Dataset records:

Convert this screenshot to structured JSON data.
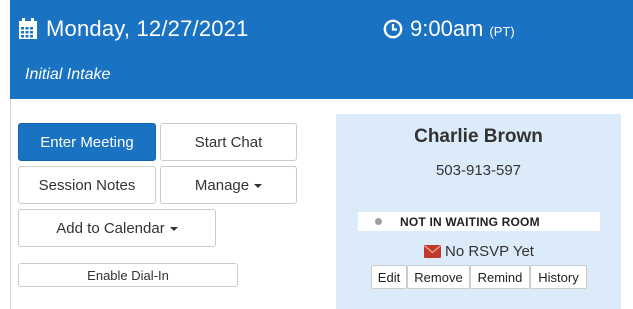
{
  "header": {
    "date": "Monday, 12/27/2021",
    "time": "9:00am",
    "timezone": "(PT)",
    "meeting_type": "Initial Intake",
    "background_color": "#1a72c2"
  },
  "actions": {
    "enter_meeting": "Enter Meeting",
    "start_chat": "Start Chat",
    "session_notes": "Session Notes",
    "manage": "Manage",
    "add_to_calendar": "Add to Calendar",
    "enable_dial_in": "Enable Dial-In"
  },
  "participant": {
    "name": "Charlie Brown",
    "phone": "503-913-597",
    "status": "NOT IN WAITING ROOM",
    "rsvp": "No RSVP Yet",
    "buttons": {
      "edit": "Edit",
      "remove": "Remove",
      "remind": "Remind",
      "history": "History"
    },
    "panel_color": "#dcebf9",
    "rsvp_icon_color": "#c0392b"
  }
}
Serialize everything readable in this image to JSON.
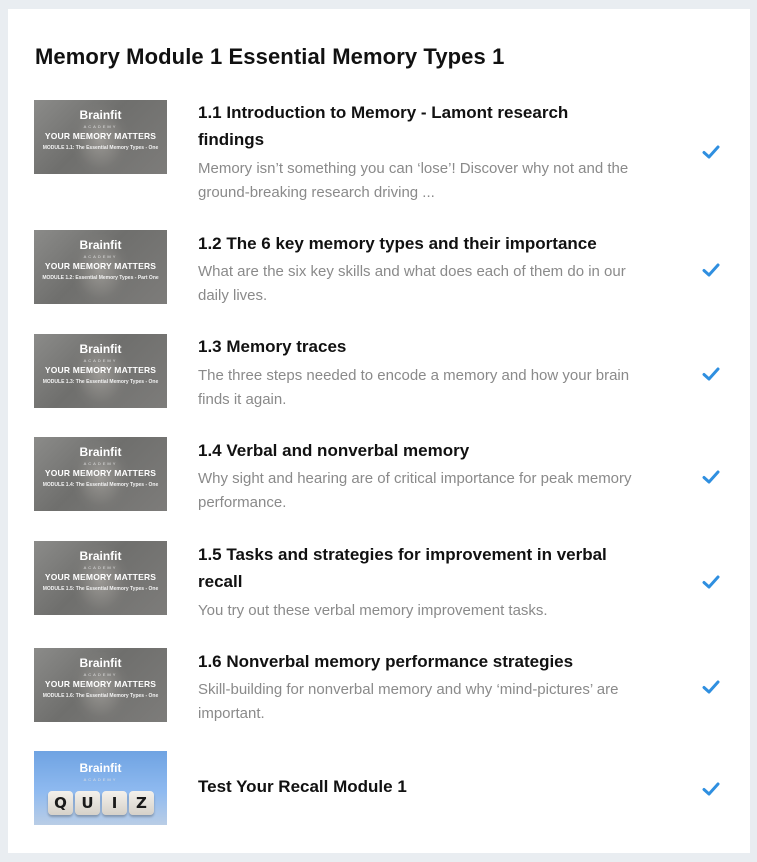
{
  "module": {
    "title": "Memory Module 1 Essential Memory Types 1"
  },
  "thumbnail": {
    "brand": "Brainfit",
    "academy": "ACADEMY",
    "headline": "YOUR MEMORY MATTERS"
  },
  "lessons": [
    {
      "title": "1.1 Introduction to Memory - Lamont research findings",
      "description": "Memory isn’t something you can ‘lose’! Discover why not and the ground-breaking research driving ...",
      "thumb_sub": "MODULE 1.1: The Essential Memory Types - One",
      "completed": true
    },
    {
      "title": "1.2 The 6 key memory types and their importance",
      "description": "What are the six key skills and what does each of them do in our daily lives.",
      "thumb_sub": "MODULE 1.2: Essential Memory Types - Part One",
      "completed": true
    },
    {
      "title": "1.3 Memory traces",
      "description": "The three steps needed to encode a memory and how your brain finds it again.",
      "thumb_sub": "MODULE 1.3: The Essential Memory Types - One",
      "completed": true
    },
    {
      "title": "1.4 Verbal and nonverbal memory",
      "description": "Why sight and hearing are of critical importance for peak memory performance.",
      "thumb_sub": "MODULE 1.4: The Essential Memory Types - One",
      "completed": true
    },
    {
      "title": "1.5 Tasks and strategies for improvement in verbal recall",
      "description": "You try out these verbal memory improvement tasks.",
      "thumb_sub": "MODULE 1.5: The Essential Memory Types - One",
      "completed": true
    },
    {
      "title": "1.6 Nonverbal memory performance strategies",
      "description": "Skill-building for nonverbal memory and why ‘mind-pictures’ are important.",
      "thumb_sub": "MODULE 1.6: The Essential Memory Types - One",
      "completed": true
    },
    {
      "title": "Test Your Recall Module 1",
      "description": "",
      "quiz_letters": [
        "Q",
        "U",
        "I",
        "Z"
      ],
      "completed": true
    }
  ],
  "colors": {
    "check": "#2f8fe0",
    "background": "#e9edf1",
    "card": "#ffffff"
  },
  "icons": {
    "completed": "check-icon"
  }
}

-- THE EXERCISE --
Copy out each line in the preceding records that contains "this".

-- ANSWER TO THE PROBLEM --
Convert this screenshot to structured JSON data.
Serialize everything readable in this image to JSON.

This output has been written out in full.